- [THE TASK]:
Tally the lines that contain the string "ffffff" and state that total without comment.
begin
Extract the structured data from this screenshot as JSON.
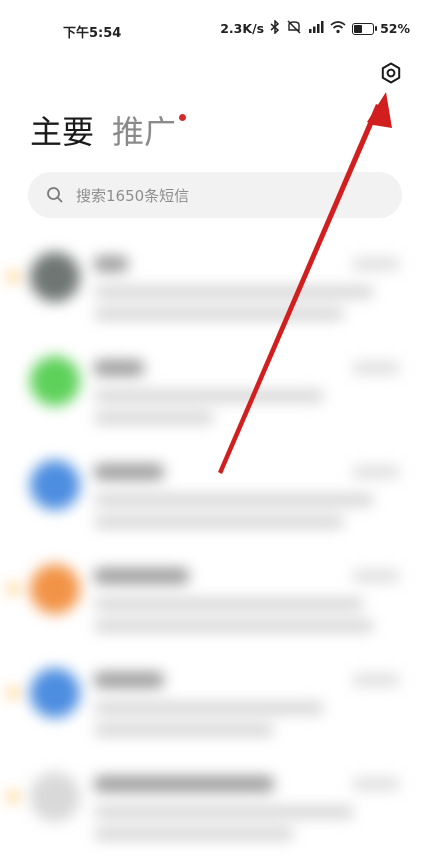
{
  "status_bar": {
    "time": "下午5:54",
    "net_speed": "2.3K/s",
    "battery": "52%",
    "battery_level": 0.52,
    "icons": [
      "bluetooth-icon",
      "mute-icon",
      "signal-icon",
      "wifi-icon",
      "battery-icon"
    ]
  },
  "header": {
    "settings_icon": "gear-icon"
  },
  "tabs": [
    {
      "label": "主要",
      "active": true
    },
    {
      "label": "推广",
      "active": false,
      "has_badge": true
    }
  ],
  "search": {
    "placeholder": "搜索1650条短信",
    "icon": "search-icon"
  },
  "conversations": [
    {
      "avatar_color": "#6f7673",
      "unread": true
    },
    {
      "avatar_color": "#5ed15a",
      "unread": false
    },
    {
      "avatar_color": "#4d8ee0",
      "unread": false
    },
    {
      "avatar_color": "#f29447",
      "unread": true
    },
    {
      "avatar_color": "#4d8ee0",
      "unread": true
    },
    {
      "avatar_color": "#d9d9d9",
      "unread": true
    }
  ],
  "colors": {
    "arrow": "#d11f1f",
    "badge": "#d22b2b",
    "unread_dot": "#ffb640"
  }
}
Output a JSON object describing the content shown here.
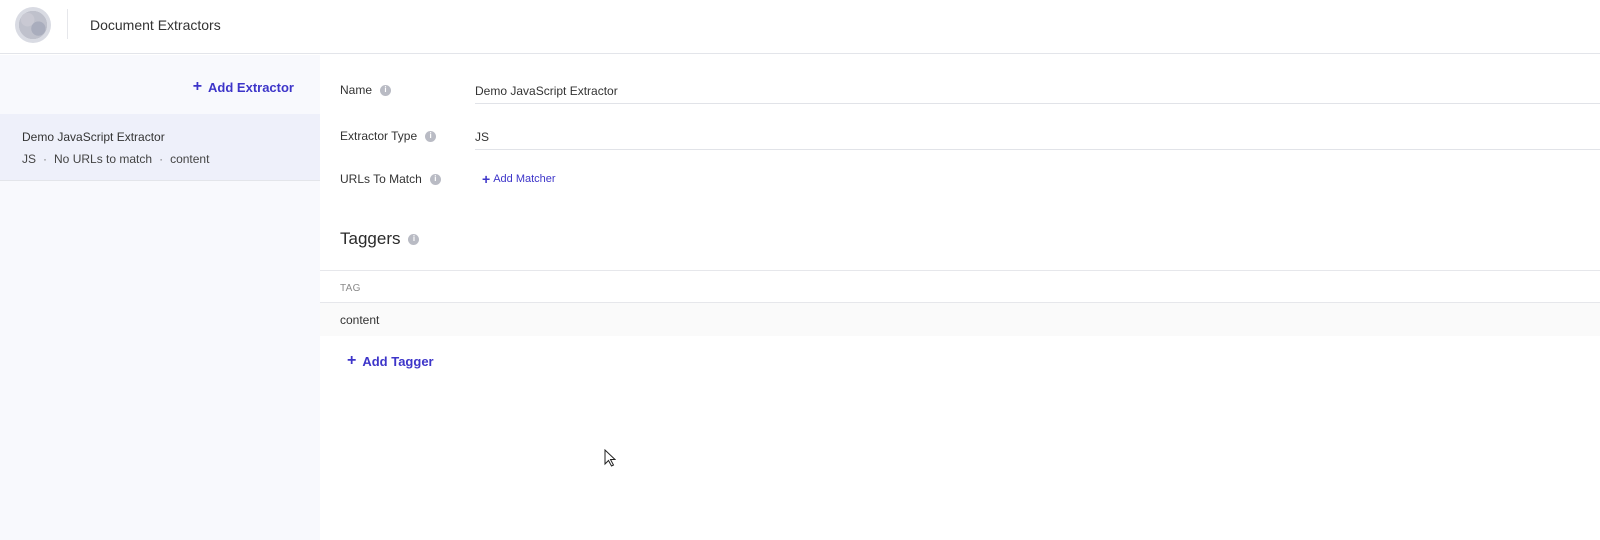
{
  "header": {
    "title": "Document Extractors"
  },
  "sidebar": {
    "add_label": "Add Extractor",
    "items": [
      {
        "name": "Demo JavaScript Extractor",
        "type": "JS",
        "urls": "No URLs to match",
        "tag": "content"
      }
    ]
  },
  "form": {
    "name_label": "Name",
    "name_value": "Demo JavaScript Extractor",
    "type_label": "Extractor Type",
    "type_value": "JS",
    "urls_label": "URLs To Match",
    "add_matcher_label": "Add Matcher"
  },
  "taggers": {
    "title": "Taggers",
    "column_header": "TAG",
    "rows": [
      "content"
    ],
    "add_label": "Add Tagger"
  },
  "colors": {
    "accent": "#3d35c9",
    "sidebar_bg": "#f8f9fd",
    "selected_bg": "#eef0fa"
  },
  "icons": {
    "info": "info-icon",
    "plus": "plus-icon"
  }
}
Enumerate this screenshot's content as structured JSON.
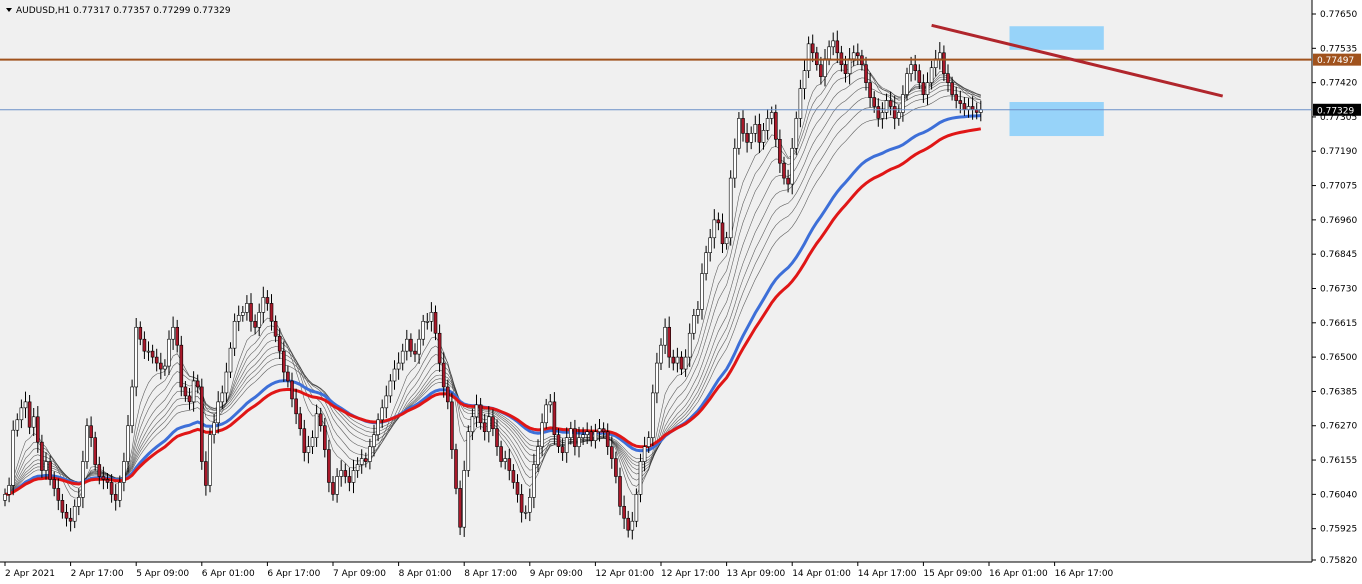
{
  "colors": {
    "background": "#f0f0f0",
    "axis_background": "#ffffff",
    "candle_bull_body": "#ffffff",
    "candle_bear_body": "#a8192a",
    "candle_bull_alt": "#2e8b2e",
    "candle_wick": "#000000",
    "resistance_line": "#a0521d",
    "bid_line": "#6b8fc7",
    "trendline": "#b0262c",
    "zone_fill": "#87cefa",
    "ma_thin": "#303030",
    "ma_blue": "#3d6fd8",
    "ma_red": "#e01616"
  },
  "chart_data": {
    "type": "candlestick",
    "symbol": "AUDUSD",
    "timeframe": "H1",
    "header": {
      "symbol_text": "AUDUSD,H1",
      "ohlc_text": "0.77317 0.77357 0.77299 0.77329"
    },
    "y_axis": {
      "ylim": [
        0.7582,
        0.766
      ],
      "ticks": [
        "0.77650",
        "0.77535",
        "0.77420",
        "0.77305",
        "0.77190",
        "0.77075",
        "0.76960",
        "0.76845",
        "0.76730",
        "0.76615",
        "0.76500",
        "0.76385",
        "0.76270",
        "0.76155",
        "0.76040",
        "0.75925",
        "0.75820"
      ],
      "tick_values": [
        0.7765,
        0.77535,
        0.7742,
        0.77305,
        0.7719,
        0.77075,
        0.7696,
        0.76845,
        0.7673,
        0.76615,
        0.765,
        0.76385,
        0.7627,
        0.76155,
        0.7604,
        0.75925,
        0.7582
      ]
    },
    "x_axis": {
      "ticks": [
        "2 Apr 2021",
        "2 Apr 17:00",
        "5 Apr 09:00",
        "6 Apr 01:00",
        "6 Apr 17:00",
        "7 Apr 09:00",
        "8 Apr 01:00",
        "8 Apr 17:00",
        "9 Apr 09:00",
        "12 Apr 01:00",
        "12 Apr 17:00",
        "13 Apr 09:00",
        "14 Apr 01:00",
        "14 Apr 17:00",
        "15 Apr 09:00",
        "16 Apr 01:00",
        "16 Apr 17:00"
      ],
      "tick_bar_index": [
        0,
        16,
        32,
        48,
        64,
        80,
        96,
        112,
        128,
        144,
        160,
        176,
        192,
        208,
        224,
        240,
        256
      ]
    },
    "horizontal_lines": [
      {
        "label": "0.77497",
        "value": 0.77497,
        "kind": "resistance"
      },
      {
        "label": "0.77329",
        "value": 0.77329,
        "kind": "bid"
      }
    ],
    "trendline": {
      "from": {
        "bar": 226,
        "value": 0.77612
      },
      "to": {
        "bar": 297,
        "value": 0.77375
      }
    },
    "zones": [
      {
        "bar_from": 245,
        "bar_to": 268,
        "low": 0.7753,
        "high": 0.77609
      },
      {
        "bar_from": 245,
        "bar_to": 268,
        "low": 0.77241,
        "high": 0.77355
      }
    ],
    "close": [
      0.7604,
      0.7607,
      0.76255,
      0.7629,
      0.7633,
      0.7635,
      0.76265,
      0.763,
      0.76215,
      0.7612,
      0.7615,
      0.7609,
      0.7606,
      0.7602,
      0.7598,
      0.7596,
      0.7595,
      0.76,
      0.7603,
      0.7615,
      0.7627,
      0.7623,
      0.7614,
      0.761,
      0.7609,
      0.7608,
      0.7604,
      0.7602,
      0.7608,
      0.7615,
      0.7627,
      0.764,
      0.766,
      0.7656,
      0.7652,
      0.7652,
      0.765,
      0.7648,
      0.7646,
      0.7647,
      0.7656,
      0.766,
      0.7654,
      0.764,
      0.7637,
      0.7635,
      0.7642,
      0.764,
      0.7615,
      0.7607,
      0.7624,
      0.7628,
      0.7635,
      0.7638,
      0.7645,
      0.7653,
      0.7662,
      0.7664,
      0.7665,
      0.7668,
      0.7662,
      0.766,
      0.7665,
      0.767,
      0.7668,
      0.7662,
      0.7657,
      0.7652,
      0.7645,
      0.7642,
      0.7636,
      0.7631,
      0.7626,
      0.7618,
      0.762,
      0.7623,
      0.7631,
      0.7627,
      0.7619,
      0.7608,
      0.7604,
      0.761,
      0.7612,
      0.761,
      0.7608,
      0.7612,
      0.7614,
      0.7616,
      0.7615,
      0.762,
      0.7624,
      0.7629,
      0.7633,
      0.7637,
      0.7642,
      0.7646,
      0.7648,
      0.7652,
      0.7656,
      0.7652,
      0.7651,
      0.7656,
      0.7662,
      0.7662,
      0.7665,
      0.7658,
      0.7648,
      0.764,
      0.7635,
      0.7619,
      0.7606,
      0.7593,
      0.7612,
      0.7625,
      0.763,
      0.7634,
      0.7628,
      0.7625,
      0.763,
      0.7626,
      0.762,
      0.7615,
      0.7616,
      0.7612,
      0.7608,
      0.7604,
      0.7598,
      0.7598,
      0.7603,
      0.7614,
      0.762,
      0.7628,
      0.7634,
      0.7635,
      0.7624,
      0.762,
      0.7618,
      0.7623,
      0.7626,
      0.762,
      0.7623,
      0.7624,
      0.7625,
      0.7622,
      0.7625,
      0.7626,
      0.7625,
      0.762,
      0.7616,
      0.761,
      0.76,
      0.7596,
      0.7592,
      0.7595,
      0.7604,
      0.7615,
      0.762,
      0.7623,
      0.7638,
      0.7648,
      0.7654,
      0.766,
      0.765,
      0.7648,
      0.765,
      0.7646,
      0.765,
      0.7658,
      0.7664,
      0.7666,
      0.7678,
      0.7685,
      0.769,
      0.7696,
      0.7695,
      0.7688,
      0.769,
      0.771,
      0.772,
      0.773,
      0.7725,
      0.7722,
      0.7725,
      0.7728,
      0.7722,
      0.7726,
      0.773,
      0.7732,
      0.7723,
      0.7715,
      0.771,
      0.7708,
      0.772,
      0.773,
      0.774,
      0.7746,
      0.7755,
      0.7752,
      0.7748,
      0.7744,
      0.775,
      0.7754,
      0.7756,
      0.7752,
      0.7748,
      0.7745,
      0.775,
      0.7752,
      0.7751,
      0.7748,
      0.7742,
      0.7737,
      0.7734,
      0.773,
      0.7732,
      0.7736,
      0.7734,
      0.773,
      0.7732,
      0.7738,
      0.7745,
      0.7748,
      0.7746,
      0.7742,
      0.7738,
      0.7742,
      0.7747,
      0.775,
      0.7752,
      0.7745,
      0.7742,
      0.7738,
      0.7736,
      0.7735,
      0.7733,
      0.7734,
      0.7733,
      0.7732,
      0.7733
    ],
    "ma_labels": []
  }
}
end
- [THE RESULT]:
2